[Saved entries]

————————

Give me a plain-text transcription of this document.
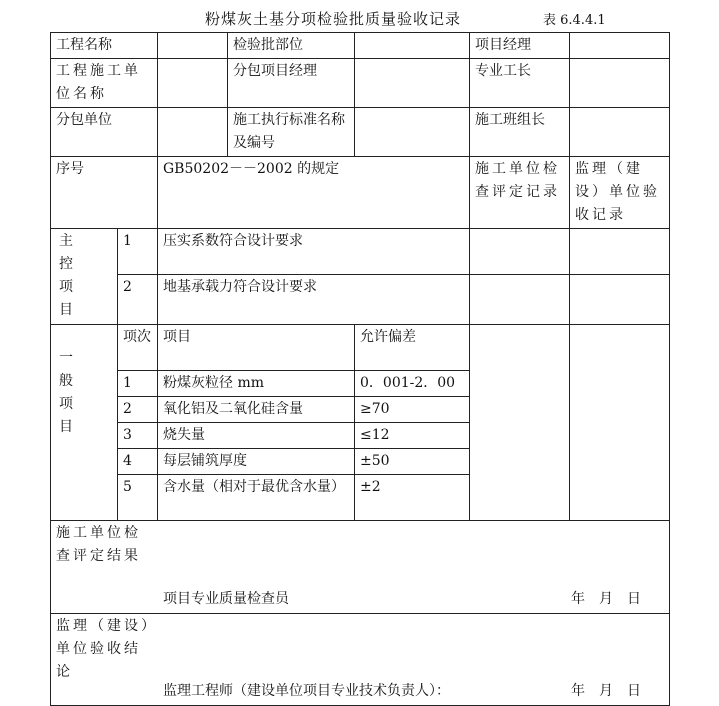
粉煤灰土基分项检验批质量验收记录	表 6.4.4.1

工程名称			检验批部位		项目经理	
工程施工单位名称			分包项目经理		专业工长	
分包单位			施工执行标准名称及编号		施工班组长	
序号		GB50202－－2002 的规定			施工单位检查评定记录	监理（建设）单位验收记录
主控项目	1	压实系数符合设计要求				
	2	地基承载力符合设计要求				
一般项目	项次	项目		允许偏差		
	1	粉煤灰粒径 mm		0．001-2．00		
	2	氧化铝及二氧化硅含量		≥70		
	3	烧失量		≤12		
	4	每层铺筑厚度		±50		
	5	含水量（相对于最优含水量）		±2		

施工单位检查评定结果
项目专业质量检查员 年 月 日						

监理（建设）单位验收结论
监理工程师（建设单位项目专业技术负责人）： 年 月 日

————————

> Goal
Omit any images, then output the listing exactly.

> Completed task
Give me a plain-text transcription of this document.
粉煤灰土基分项检验批质量验收记录	表 6.4.4.1

工程名称			检验批部位		项目经理	
工程施工单位名称			分包项目经理		专业工长	
分包单位			施工执行标准名称及编号		施工班组长	
序号		GB50202－－2002 的规定			施工单位检查评定记录	监理（建设）单位验收记录
主控项目	1	压实系数符合设计要求				
	2	地基承载力符合设计要求				
一般项目	项次	项目		允许偏差		
	1	粉煤灰粒径 mm		0．001-2．00		
	2	氧化铝及二氧化硅含量		≥70		
	3	烧失量		≤12		
	4	每层铺筑厚度		±50		
	5	含水量（相对于最优含水量）		±2		

施工单位检查评定结果
项目专业质量检查员 年 月 日						

监理（建设）单位验收结论
监理工程师（建设单位项目专业技术负责人）： 年 月 日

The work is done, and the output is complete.